Give the listing again in full, exactly as written.

__ENTRIES SHOWN__.

= = = = = = =

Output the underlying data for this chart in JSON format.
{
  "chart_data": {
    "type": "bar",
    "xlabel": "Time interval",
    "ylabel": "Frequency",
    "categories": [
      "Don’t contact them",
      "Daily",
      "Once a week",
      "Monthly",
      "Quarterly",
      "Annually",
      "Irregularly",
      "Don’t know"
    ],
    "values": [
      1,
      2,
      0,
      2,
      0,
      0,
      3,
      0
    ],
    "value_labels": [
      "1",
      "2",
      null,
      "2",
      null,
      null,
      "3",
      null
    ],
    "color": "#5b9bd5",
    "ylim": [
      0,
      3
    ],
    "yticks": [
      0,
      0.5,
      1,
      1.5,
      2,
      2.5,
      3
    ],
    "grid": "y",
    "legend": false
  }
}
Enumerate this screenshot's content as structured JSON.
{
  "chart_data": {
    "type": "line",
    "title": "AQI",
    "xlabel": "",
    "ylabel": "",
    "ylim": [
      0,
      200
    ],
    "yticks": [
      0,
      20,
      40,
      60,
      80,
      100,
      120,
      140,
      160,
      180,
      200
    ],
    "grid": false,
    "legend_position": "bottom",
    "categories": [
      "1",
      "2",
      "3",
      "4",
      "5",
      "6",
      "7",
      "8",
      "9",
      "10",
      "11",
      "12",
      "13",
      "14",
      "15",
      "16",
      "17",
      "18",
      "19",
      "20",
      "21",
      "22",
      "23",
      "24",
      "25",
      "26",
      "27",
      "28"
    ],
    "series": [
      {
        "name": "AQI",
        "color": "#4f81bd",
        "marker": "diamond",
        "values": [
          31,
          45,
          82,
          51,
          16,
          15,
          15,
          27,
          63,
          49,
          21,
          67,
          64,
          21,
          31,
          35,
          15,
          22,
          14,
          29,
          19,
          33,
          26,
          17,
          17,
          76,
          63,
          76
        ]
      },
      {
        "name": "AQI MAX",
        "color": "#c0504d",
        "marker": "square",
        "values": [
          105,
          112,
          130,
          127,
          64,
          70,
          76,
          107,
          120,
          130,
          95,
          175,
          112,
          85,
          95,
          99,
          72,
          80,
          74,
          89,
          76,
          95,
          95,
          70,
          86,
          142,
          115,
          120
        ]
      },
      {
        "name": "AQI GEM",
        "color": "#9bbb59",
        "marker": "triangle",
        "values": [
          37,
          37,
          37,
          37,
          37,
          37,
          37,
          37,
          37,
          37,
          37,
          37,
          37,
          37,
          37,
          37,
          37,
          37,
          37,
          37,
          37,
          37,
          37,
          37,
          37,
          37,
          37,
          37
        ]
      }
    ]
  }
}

= = = = = = =

__RESPONSE TO THE TASK__.
Output the underlying data for this chart in JSON format.
{
  "chart_data": {
    "type": "bar",
    "xlabel": "Time interval",
    "ylabel": "Frequency",
    "categories": [
      "Don’t contact them",
      "Daily",
      "Once a week",
      "Monthly",
      "Quarterly",
      "Annually",
      "Irregularly",
      "Don’t know"
    ],
    "values": [
      1,
      2,
      0,
      2,
      0,
      0,
      3,
      0
    ],
    "value_labels": [
      "1",
      "2",
      null,
      "2",
      null,
      null,
      "3",
      null
    ],
    "color": "#5b9bd5",
    "ylim": [
      0,
      3
    ],
    "yticks": [
      0,
      0.5,
      1,
      1.5,
      2,
      2.5,
      3
    ],
    "grid": "y",
    "legend": false
  }
}
Enumerate this screenshot's content as structured JSON.
{
  "chart_data": {
    "type": "line",
    "title": "AQI",
    "xlabel": "",
    "ylabel": "",
    "ylim": [
      0,
      200
    ],
    "yticks": [
      0,
      20,
      40,
      60,
      80,
      100,
      120,
      140,
      160,
      180,
      200
    ],
    "grid": false,
    "legend_position": "bottom",
    "categories": [
      "1",
      "2",
      "3",
      "4",
      "5",
      "6",
      "7",
      "8",
      "9",
      "10",
      "11",
      "12",
      "13",
      "14",
      "15",
      "16",
      "17",
      "18",
      "19",
      "20",
      "21",
      "22",
      "23",
      "24",
      "25",
      "26",
      "27",
      "28"
    ],
    "series": [
      {
        "name": "AQI",
        "color": "#4f81bd",
        "marker": "diamond",
        "values": [
          31,
          45,
          82,
          51,
          16,
          15,
          15,
          27,
          63,
          49,
          21,
          67,
          64,
          21,
          31,
          35,
          15,
          22,
          14,
          29,
          19,
          33,
          26,
          17,
          17,
          76,
          63,
          76
        ]
      },
      {
        "name": "AQI MAX",
        "color": "#c0504d",
        "marker": "square",
        "values": [
          105,
          112,
          130,
          127,
          64,
          70,
          76,
          107,
          120,
          130,
          95,
          175,
          112,
          85,
          95,
          99,
          72,
          80,
          74,
          89,
          76,
          95,
          95,
          70,
          86,
          142,
          115,
          120
        ]
      },
      {
        "name": "AQI GEM",
        "color": "#9bbb59",
        "marker": "triangle",
        "values": [
          37,
          37,
          37,
          37,
          37,
          37,
          37,
          37,
          37,
          37,
          37,
          37,
          37,
          37,
          37,
          37,
          37,
          37,
          37,
          37,
          37,
          37,
          37,
          37,
          37,
          37,
          37,
          37
        ]
      }
    ]
  }
}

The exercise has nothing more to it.